= Problem to work on =
Quote all entries exactly, leaving pictures aside.

= Input =
···
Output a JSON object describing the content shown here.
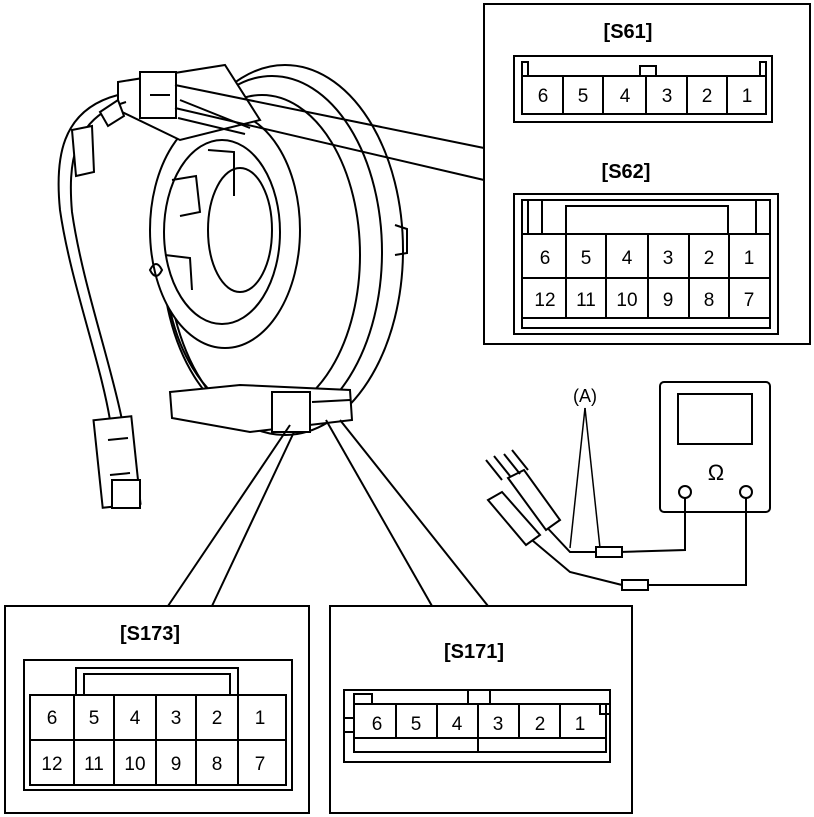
{
  "connectors": {
    "s61": {
      "label": "[S61]",
      "pins": [
        "6",
        "5",
        "4",
        "3",
        "2",
        "1"
      ]
    },
    "s62": {
      "label": "[S62]",
      "top": [
        "6",
        "5",
        "4",
        "3",
        "2",
        "1"
      ],
      "bottom": [
        "12",
        "11",
        "10",
        "9",
        "8",
        "7"
      ]
    },
    "s173": {
      "label": "[S173]",
      "top": [
        "6",
        "5",
        "4",
        "3",
        "2",
        "1"
      ],
      "bottom": [
        "12",
        "11",
        "10",
        "9",
        "8",
        "7"
      ]
    },
    "s171": {
      "label": "[S171]",
      "pins": [
        "6",
        "5",
        "4",
        "3",
        "2",
        "1"
      ]
    }
  },
  "meter": {
    "label": "Ω",
    "probe_label": "(A)"
  }
}
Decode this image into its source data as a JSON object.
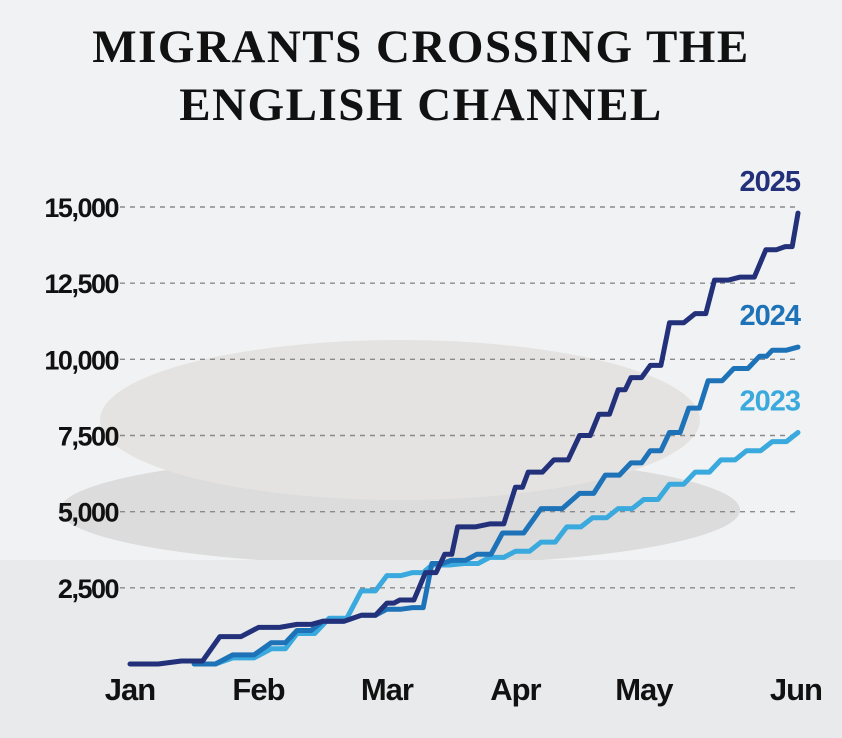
{
  "chart_data": {
    "type": "line",
    "title_lines": [
      "MIGRANTS CROSSING THE",
      "ENGLISH CHANNEL"
    ],
    "xlabel": "",
    "ylabel": "",
    "x_ticks": [
      "Jan",
      "Feb",
      "Mar",
      "Apr",
      "May",
      "Jun"
    ],
    "xlim": [
      0,
      5.3
    ],
    "y_ticks": [
      "2,500",
      "5,000",
      "7,500",
      "10,000",
      "12,500",
      "15,000"
    ],
    "y_tick_values": [
      2500,
      5000,
      7500,
      10000,
      12500,
      15000
    ],
    "ylim": [
      0,
      15800
    ],
    "grid": "horizontal dashed",
    "legend": "labels at line ends",
    "series": [
      {
        "name": "2023",
        "color": "#3aa9dd",
        "points": [
          [
            0.5,
            0
          ],
          [
            0.8,
            200
          ],
          [
            1.1,
            500
          ],
          [
            1.3,
            1000
          ],
          [
            1.55,
            1500
          ],
          [
            1.8,
            2400
          ],
          [
            2.0,
            2900
          ],
          [
            2.2,
            3000
          ],
          [
            2.35,
            3250
          ],
          [
            2.6,
            3300
          ],
          [
            2.8,
            3500
          ],
          [
            3.0,
            3700
          ],
          [
            3.2,
            4000
          ],
          [
            3.4,
            4500
          ],
          [
            3.6,
            4800
          ],
          [
            3.8,
            5100
          ],
          [
            4.0,
            5400
          ],
          [
            4.2,
            5900
          ],
          [
            4.4,
            6300
          ],
          [
            4.6,
            6700
          ],
          [
            4.8,
            7000
          ],
          [
            5.0,
            7300
          ],
          [
            5.2,
            7600
          ]
        ]
      },
      {
        "name": "2024",
        "color": "#1e73b8",
        "points": [
          [
            0.5,
            0
          ],
          [
            0.8,
            300
          ],
          [
            1.1,
            700
          ],
          [
            1.3,
            1100
          ],
          [
            1.5,
            1400
          ],
          [
            1.8,
            1600
          ],
          [
            2.0,
            1800
          ],
          [
            2.2,
            1850
          ],
          [
            2.35,
            3300
          ],
          [
            2.5,
            3400
          ],
          [
            2.7,
            3600
          ],
          [
            2.9,
            4300
          ],
          [
            3.2,
            5100
          ],
          [
            3.5,
            5600
          ],
          [
            3.7,
            6200
          ],
          [
            3.9,
            6600
          ],
          [
            4.05,
            7000
          ],
          [
            4.2,
            7600
          ],
          [
            4.35,
            8400
          ],
          [
            4.5,
            9300
          ],
          [
            4.7,
            9700
          ],
          [
            4.9,
            10100
          ],
          [
            5.0,
            10300
          ],
          [
            5.2,
            10400
          ]
        ]
      },
      {
        "name": "2025",
        "color": "#23317a",
        "points": [
          [
            0,
            0
          ],
          [
            0.4,
            100
          ],
          [
            0.7,
            900
          ],
          [
            1.0,
            1200
          ],
          [
            1.3,
            1300
          ],
          [
            1.5,
            1400
          ],
          [
            1.8,
            1600
          ],
          [
            2.0,
            2000
          ],
          [
            2.1,
            2100
          ],
          [
            2.3,
            3000
          ],
          [
            2.45,
            3600
          ],
          [
            2.55,
            4500
          ],
          [
            2.8,
            4600
          ],
          [
            3.0,
            5800
          ],
          [
            3.1,
            6300
          ],
          [
            3.3,
            6700
          ],
          [
            3.5,
            7500
          ],
          [
            3.65,
            8200
          ],
          [
            3.8,
            9000
          ],
          [
            3.9,
            9400
          ],
          [
            4.05,
            9800
          ],
          [
            4.2,
            11200
          ],
          [
            4.4,
            11500
          ],
          [
            4.55,
            12600
          ],
          [
            4.75,
            12700
          ],
          [
            4.95,
            13600
          ],
          [
            5.1,
            13700
          ],
          [
            5.2,
            14800
          ]
        ]
      }
    ]
  }
}
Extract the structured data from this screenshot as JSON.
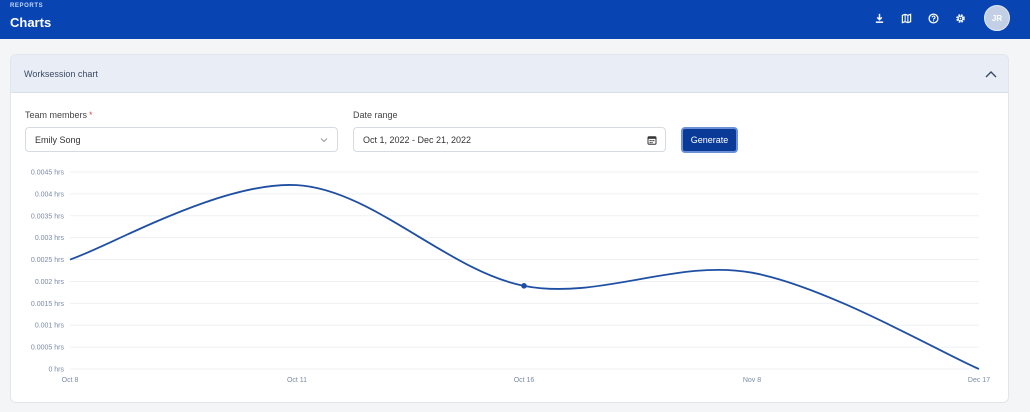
{
  "header": {
    "eyebrow": "REPORTS",
    "title": "Charts",
    "icons": [
      "download-icon",
      "map-icon",
      "help-icon",
      "settings-icon"
    ],
    "avatar_initials": "JR"
  },
  "card": {
    "title": "Worksession chart"
  },
  "form": {
    "team_members_label": "Team members",
    "team_members_required": "*",
    "team_member_value": "Emily Song",
    "date_range_label": "Date range",
    "date_range_value": "Oct 1, 2022 - Dec 21, 2022",
    "generate_label": "Generate"
  },
  "colors": {
    "brand": "#0845b3",
    "line": "#1f4fa3",
    "button": "#0a3a98"
  },
  "chart_data": {
    "type": "line",
    "x": [
      "Oct 8",
      "Oct 11",
      "Oct 16",
      "Nov 8",
      "Dec 17"
    ],
    "series": [
      {
        "values": [
          0.0025,
          0.0042,
          0.0019,
          0.0022,
          0
        ]
      }
    ],
    "highlighted_point": "Oct 16",
    "yticks": [
      "0 hrs",
      "0.0005 hrs",
      "0.001 hrs",
      "0.0015 hrs",
      "0.002 hrs",
      "0.0025 hrs",
      "0.003 hrs",
      "0.0035 hrs",
      "0.004 hrs",
      "0.0045 hrs"
    ],
    "ylim": [
      0,
      0.0045
    ],
    "grid": true
  }
}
···
= Worked answer =
Output a JSON object describing the content shown here.
{
  "connectors": {
    "s61": {
      "label": "[S61]",
      "pins": [
        "6",
        "5",
        "4",
        "3",
        "2",
        "1"
      ]
    },
    "s62": {
      "label": "[S62]",
      "top": [
        "6",
        "5",
        "4",
        "3",
        "2",
        "1"
      ],
      "bottom": [
        "12",
        "11",
        "10",
        "9",
        "8",
        "7"
      ]
    },
    "s173": {
      "label": "[S173]",
      "top": [
        "6",
        "5",
        "4",
        "3",
        "2",
        "1"
      ],
      "bottom": [
        "12",
        "11",
        "10",
        "9",
        "8",
        "7"
      ]
    },
    "s171": {
      "label": "[S171]",
      "pins": [
        "6",
        "5",
        "4",
        "3",
        "2",
        "1"
      ]
    }
  },
  "meter": {
    "label": "Ω",
    "probe_label": "(A)"
  }
}
Decode this image into its source data as a JSON object.
{
  "chart_data": {
    "type": "line",
    "title_lines": [
      "MIGRANTS CROSSING THE",
      "ENGLISH CHANNEL"
    ],
    "xlabel": "",
    "ylabel": "",
    "x_ticks": [
      "Jan",
      "Feb",
      "Mar",
      "Apr",
      "May",
      "Jun"
    ],
    "xlim": [
      0,
      5.3
    ],
    "y_ticks": [
      "2,500",
      "5,000",
      "7,500",
      "10,000",
      "12,500",
      "15,000"
    ],
    "y_tick_values": [
      2500,
      5000,
      7500,
      10000,
      12500,
      15000
    ],
    "ylim": [
      0,
      15800
    ],
    "grid": "horizontal dashed",
    "legend": "labels at line ends",
    "series": [
      {
        "name": "2023",
        "color": "#3aa9dd",
        "points": [
          [
            0.5,
            0
          ],
          [
            0.8,
            200
          ],
          [
            1.1,
            500
          ],
          [
            1.3,
            1000
          ],
          [
            1.55,
            1500
          ],
          [
            1.8,
            2400
          ],
          [
            2.0,
            2900
          ],
          [
            2.2,
            3000
          ],
          [
            2.35,
            3250
          ],
          [
            2.6,
            3300
          ],
          [
            2.8,
            3500
          ],
          [
            3.0,
            3700
          ],
          [
            3.2,
            4000
          ],
          [
            3.4,
            4500
          ],
          [
            3.6,
            4800
          ],
          [
            3.8,
            5100
          ],
          [
            4.0,
            5400
          ],
          [
            4.2,
            5900
          ],
          [
            4.4,
            6300
          ],
          [
            4.6,
            6700
          ],
          [
            4.8,
            7000
          ],
          [
            5.0,
            7300
          ],
          [
            5.2,
            7600
          ]
        ]
      },
      {
        "name": "2024",
        "color": "#1e73b8",
        "points": [
          [
            0.5,
            0
          ],
          [
            0.8,
            300
          ],
          [
            1.1,
            700
          ],
          [
            1.3,
            1100
          ],
          [
            1.5,
            1400
          ],
          [
            1.8,
            1600
          ],
          [
            2.0,
            1800
          ],
          [
            2.2,
            1850
          ],
          [
            2.35,
            3300
          ],
          [
            2.5,
            3400
          ],
          [
            2.7,
            3600
          ],
          [
            2.9,
            4300
          ],
          [
            3.2,
            5100
          ],
          [
            3.5,
            5600
          ],
          [
            3.7,
            6200
          ],
          [
            3.9,
            6600
          ],
          [
            4.05,
            7000
          ],
          [
            4.2,
            7600
          ],
          [
            4.35,
            8400
          ],
          [
            4.5,
            9300
          ],
          [
            4.7,
            9700
          ],
          [
            4.9,
            10100
          ],
          [
            5.0,
            10300
          ],
          [
            5.2,
            10400
          ]
        ]
      },
      {
        "name": "2025",
        "color": "#23317a",
        "points": [
          [
            0,
            0
          ],
          [
            0.4,
            100
          ],
          [
            0.7,
            900
          ],
          [
            1.0,
            1200
          ],
          [
            1.3,
            1300
          ],
          [
            1.5,
            1400
          ],
          [
            1.8,
            1600
          ],
          [
            2.0,
            2000
          ],
          [
            2.1,
            2100
          ],
          [
            2.3,
            3000
          ],
          [
            2.45,
            3600
          ],
          [
            2.55,
            4500
          ],
          [
            2.8,
            4600
          ],
          [
            3.0,
            5800
          ],
          [
            3.1,
            6300
          ],
          [
            3.3,
            6700
          ],
          [
            3.5,
            7500
          ],
          [
            3.65,
            8200
          ],
          [
            3.8,
            9000
          ],
          [
            3.9,
            9400
          ],
          [
            4.05,
            9800
          ],
          [
            4.2,
            11200
          ],
          [
            4.4,
            11500
          ],
          [
            4.55,
            12600
          ],
          [
            4.75,
            12700
          ],
          [
            4.95,
            13600
          ],
          [
            5.1,
            13700
          ],
          [
            5.2,
            14800
          ]
        ]
      }
    ]
  }
}
Extract the structured data from this screenshot as JSON.
{
  "header": {
    "eyebrow": "REPORTS",
    "title": "Charts",
    "icons": [
      "download-icon",
      "map-icon",
      "help-icon",
      "settings-icon"
    ],
    "avatar_initials": "JR"
  },
  "card": {
    "title": "Worksession chart"
  },
  "form": {
    "team_members_label": "Team members",
    "team_members_required": "*",
    "team_member_value": "Emily Song",
    "date_range_label": "Date range",
    "date_range_value": "Oct 1, 2022 - Dec 21, 2022",
    "generate_label": "Generate"
  },
  "colors": {
    "brand": "#0845b3",
    "line": "#1f4fa3",
    "button": "#0a3a98"
  },
  "chart_data": {
    "type": "line",
    "x": [
      "Oct 8",
      "Oct 11",
      "Oct 16",
      "Nov 8",
      "Dec 17"
    ],
    "series": [
      {
        "values": [
          0.0025,
          0.0042,
          0.0019,
          0.0022,
          0
        ]
      }
    ],
    "highlighted_point": "Oct 16",
    "yticks": [
      "0 hrs",
      "0.0005 hrs",
      "0.001 hrs",
      "0.0015 hrs",
      "0.002 hrs",
      "0.0025 hrs",
      "0.003 hrs",
      "0.0035 hrs",
      "0.004 hrs",
      "0.0045 hrs"
    ],
    "ylim": [
      0,
      0.0045
    ],
    "grid": true
  }
}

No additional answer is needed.